═════ Dataset excerpts ═════

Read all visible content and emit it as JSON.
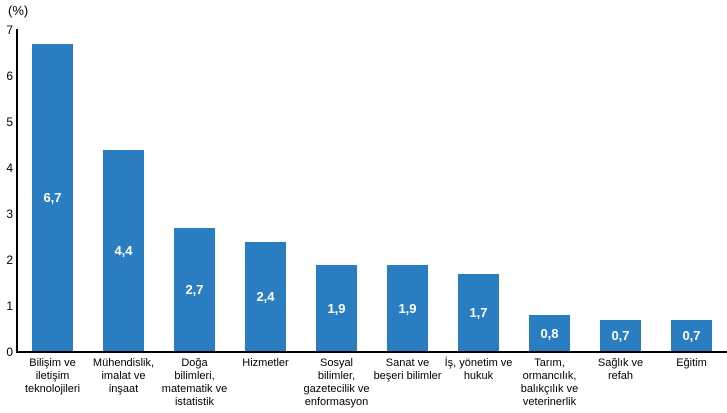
{
  "chart_data": {
    "type": "bar",
    "title": "",
    "ylabel": "(%)",
    "xlabel": "",
    "ylim": [
      0,
      7
    ],
    "yticks": [
      0,
      1,
      2,
      3,
      4,
      5,
      6,
      7
    ],
    "grid": false,
    "legend": null,
    "bar_color": "#2A7DC1",
    "value_label_color": "#FFFFFF",
    "axis_color": "#000000",
    "categories": [
      "Bilişim ve iletişim teknolojileri",
      "Mühendislik, imalat ve inşaat",
      "Doğa bilimleri, matematik ve istatistik",
      "Hizmetler",
      "Sosyal bilimler, gazetecilik ve enformasyon",
      "Sanat ve beşeri bilimler",
      "İş, yönetim ve hukuk",
      "Tarım, ormancılık, balıkçılık ve veterinerlik",
      "Sağlık ve refah",
      "Eğitim"
    ],
    "category_lines": [
      [
        "Bilişim ve",
        "iletişim",
        "teknolojileri"
      ],
      [
        "Mühendislik,",
        "imalat ve",
        "inşaat"
      ],
      [
        "Doğa bilimleri,",
        "matematik ve",
        "istatistik"
      ],
      [
        "Hizmetler"
      ],
      [
        "Sosyal",
        "bilimler,",
        "gazetecilik ve",
        "enformasyon"
      ],
      [
        "Sanat ve",
        "beşeri bilimler"
      ],
      [
        "İş, yönetim ve",
        "hukuk"
      ],
      [
        "Tarım,",
        "ormancılık,",
        "balıkçılık ve",
        "veterinerlik"
      ],
      [
        "Sağlık ve",
        "refah"
      ],
      [
        "Eğitim"
      ]
    ],
    "values": [
      6.7,
      4.4,
      2.7,
      2.4,
      1.9,
      1.9,
      1.7,
      0.8,
      0.7,
      0.7
    ],
    "value_labels": [
      "6,7",
      "4,4",
      "2,7",
      "2,4",
      "1,9",
      "1,9",
      "1,7",
      "0,8",
      "0,7",
      "0,7"
    ]
  }
}
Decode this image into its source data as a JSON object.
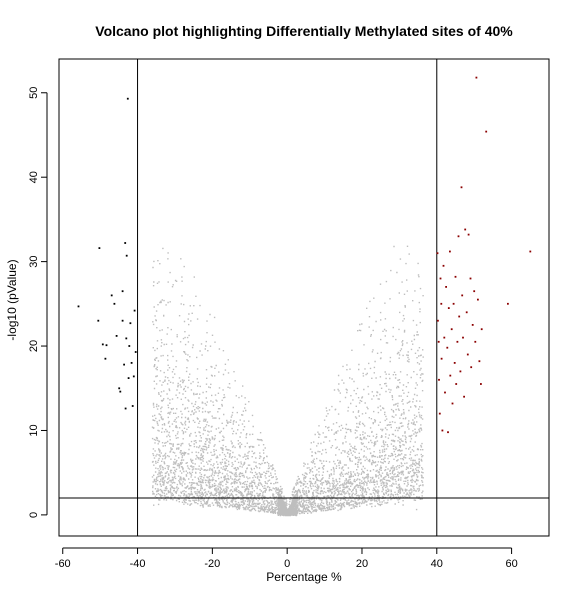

═════

== To do ==
From the records above, pull out every line containing the word "Bilişim".

== Written answer ==
      "Bilişim ve iletişim teknolojileri",
        "Bilişim ve",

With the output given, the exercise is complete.